Short exercise -
Print every line of the listing exactly, please.

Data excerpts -
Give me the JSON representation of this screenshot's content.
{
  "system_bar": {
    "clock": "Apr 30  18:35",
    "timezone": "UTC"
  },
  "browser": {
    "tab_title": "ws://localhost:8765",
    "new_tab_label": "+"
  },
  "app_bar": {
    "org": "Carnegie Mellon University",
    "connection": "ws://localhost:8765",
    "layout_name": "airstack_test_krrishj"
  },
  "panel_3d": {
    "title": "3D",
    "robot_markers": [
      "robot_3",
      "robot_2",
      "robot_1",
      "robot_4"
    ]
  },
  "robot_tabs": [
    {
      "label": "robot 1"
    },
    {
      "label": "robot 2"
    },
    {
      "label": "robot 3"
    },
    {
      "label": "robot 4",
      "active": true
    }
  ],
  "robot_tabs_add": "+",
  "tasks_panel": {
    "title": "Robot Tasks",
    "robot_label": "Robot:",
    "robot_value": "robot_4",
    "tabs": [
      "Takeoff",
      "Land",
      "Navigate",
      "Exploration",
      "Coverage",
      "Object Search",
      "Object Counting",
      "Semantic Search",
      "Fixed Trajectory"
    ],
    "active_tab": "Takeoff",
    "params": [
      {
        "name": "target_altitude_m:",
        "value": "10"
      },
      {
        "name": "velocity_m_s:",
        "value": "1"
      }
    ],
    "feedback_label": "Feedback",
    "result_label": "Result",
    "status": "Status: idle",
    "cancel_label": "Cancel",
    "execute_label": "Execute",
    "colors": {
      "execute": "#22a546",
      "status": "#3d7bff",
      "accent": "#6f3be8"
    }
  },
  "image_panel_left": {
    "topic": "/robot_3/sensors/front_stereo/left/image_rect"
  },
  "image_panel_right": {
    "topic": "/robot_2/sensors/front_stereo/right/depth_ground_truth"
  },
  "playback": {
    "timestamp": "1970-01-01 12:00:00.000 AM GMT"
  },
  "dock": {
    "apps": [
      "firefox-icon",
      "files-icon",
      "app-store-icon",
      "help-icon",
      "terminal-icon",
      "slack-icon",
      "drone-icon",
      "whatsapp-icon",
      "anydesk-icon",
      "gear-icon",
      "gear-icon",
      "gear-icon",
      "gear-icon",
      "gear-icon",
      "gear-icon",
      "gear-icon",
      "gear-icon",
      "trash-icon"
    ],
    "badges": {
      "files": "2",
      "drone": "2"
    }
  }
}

Result -
Give me the JSON representation of this screenshot's content.
{
  "system_bar": {
    "clock": "Apr 30  18:35",
    "timezone": "UTC"
  },
  "browser": {
    "tab_title": "ws://localhost:8765",
    "new_tab_label": "+"
  },
  "app_bar": {
    "org": "Carnegie Mellon University",
    "connection": "ws://localhost:8765",
    "layout_name": "airstack_test_krrishj"
  },
  "panel_3d": {
    "title": "3D",
    "robot_markers": [
      "robot_3",
      "robot_2",
      "robot_1",
      "robot_4"
    ]
  },
  "robot_tabs": [
    {
      "label": "robot 1"
    },
    {
      "label": "robot 2"
    },
    {
      "label": "robot 3"
    },
    {
      "label": "robot 4",
      "active": true
    }
  ],
  "robot_tabs_add": "+",
  "tasks_panel": {
    "title": "Robot Tasks",
    "robot_label": "Robot:",
    "robot_value": "robot_4",
    "tabs": [
      "Takeoff",
      "Land",
      "Navigate",
      "Exploration",
      "Coverage",
      "Object Search",
      "Object Counting",
      "Semantic Search",
      "Fixed Trajectory"
    ],
    "active_tab": "Takeoff",
    "params": [
      {
        "name": "target_altitude_m:",
        "value": "10"
      },
      {
        "name": "velocity_m_s:",
        "value": "1"
      }
    ],
    "feedback_label": "Feedback",
    "result_label": "Result",
    "status": "Status: idle",
    "cancel_label": "Cancel",
    "execute_label": "Execute",
    "colors": {
      "execute": "#22a546",
      "status": "#3d7bff",
      "accent": "#6f3be8"
    }
  },
  "image_panel_left": {
    "topic": "/robot_3/sensors/front_stereo/left/image_rect"
  },
  "image_panel_right": {
    "topic": "/robot_2/sensors/front_stereo/right/depth_ground_truth"
  },
  "playback": {
    "timestamp": "1970-01-01 12:00:00.000 AM GMT"
  },
  "dock": {
    "apps": [
      "firefox-icon",
      "files-icon",
      "app-store-icon",
      "help-icon",
      "terminal-icon",
      "slack-icon",
      "drone-icon",
      "whatsapp-icon",
      "anydesk-icon",
      "gear-icon",
      "gear-icon",
      "gear-icon",
      "gear-icon",
      "gear-icon",
      "gear-icon",
      "gear-icon",
      "gear-icon",
      "trash-icon"
    ],
    "badges": {
      "files": "2",
      "drone": "2"
    }
  }
}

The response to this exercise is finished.